=== EXTRAIT FOURNI ===
━━━━━━━━━━━━━━━━━━━━━━━━━━━━━━
Nous nous appuierons, dans une première partie, sur une exploitation des données du recensement de la population INSEE sur une période de 40 ans, de 1968 à 2008. Ce temps long met en lumière la transformation profonde de ces territoires, les évolutions de la mobilité résidentielle, les évolutions démographiques et sociales de la population, ainsi que la réorganisation progressive des pratiques de mobilités domicile-travail et de la domination de la voiture.

Dans une seconde partie, nous nous demanderons si les changements constatés sont de l’ordre de l’adaptation temporaire ou de la modification des modes d’habiter. Nous proposerons une vision de ce que peut recouvrir le changement dans le « mode de mobilité » (Cailly et Dodier 2007) périurbain. Nous caractériserons le changement en donnant un panorama des transformations et montrerons quels sont les éléments explicatifs à l’origine de ces nouveaux usages de l’espace francilien. Nous faisons notamment l’hypothèse d’un recentrage de l’espace de vie autour de la résidence et d’une intensification des pratiques locales (localisées à proximité du domicile et sur la commune résidentielle) par les enquêtés. Nous nous appuierons ici, et pour la partie suivante, sur des enquêtes quantitative et qualitative [1] : le parcours résidentiel et la mobilité quotidienne de 317 ménages ont été recueillis par questionnaire dans les communautés de communes périurbaines franciliennes de la Brie Boisée, Carnelle-Pays de France et la Haute Vallée de Chevreuse (Carte 1).

Carte 1 : Les territoires d’étude en Île-de-France.
━━━━━━━━━━━━━━━━━━━━━━━━━━━━━━
=== BLOC DE DONNÉES ===
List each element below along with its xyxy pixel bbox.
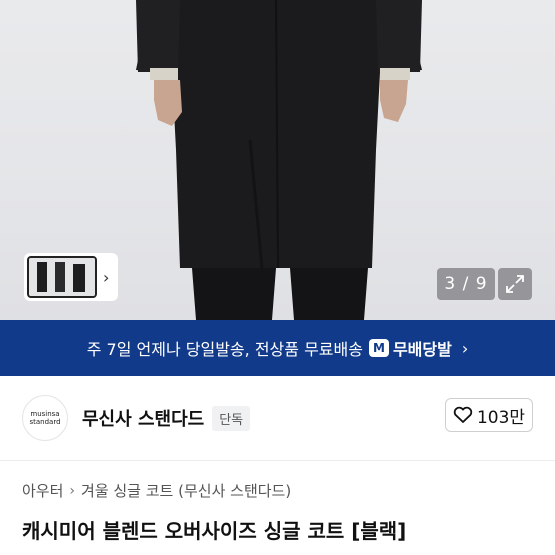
━━━━━━━━━━━━━━━━━━━━━━━━━━━━━━
=== ÉNONCÉ A ===
D'après l'extrait sur la mobilité périurbaine, combien de ménages ont répondu au questionnaire ?
=== ÉNONCÉ B ===
Recopiez sans modification le passage de l'extrait sur la mobilité périurbaine, de « Nous nous appuierons, dans » à « de la voiture. ».

=== RÉPONSE A ===
317 ménages.

=== RÉPONSE B ===
Nous nous appuierons, dans une première partie, sur une exploitation des données du recensement de la population INSEE sur une période de 40 ans, de 1968 à 2008. Ce temps long met en lumière la transformation profonde de ces territoires, les évolutions de la mobilité résidentielle, les évolutions démographiques et sociales de la population, ainsi que la réorganisation progressive des pratiques de mobilités domicile-travail et de la domination de la voiture.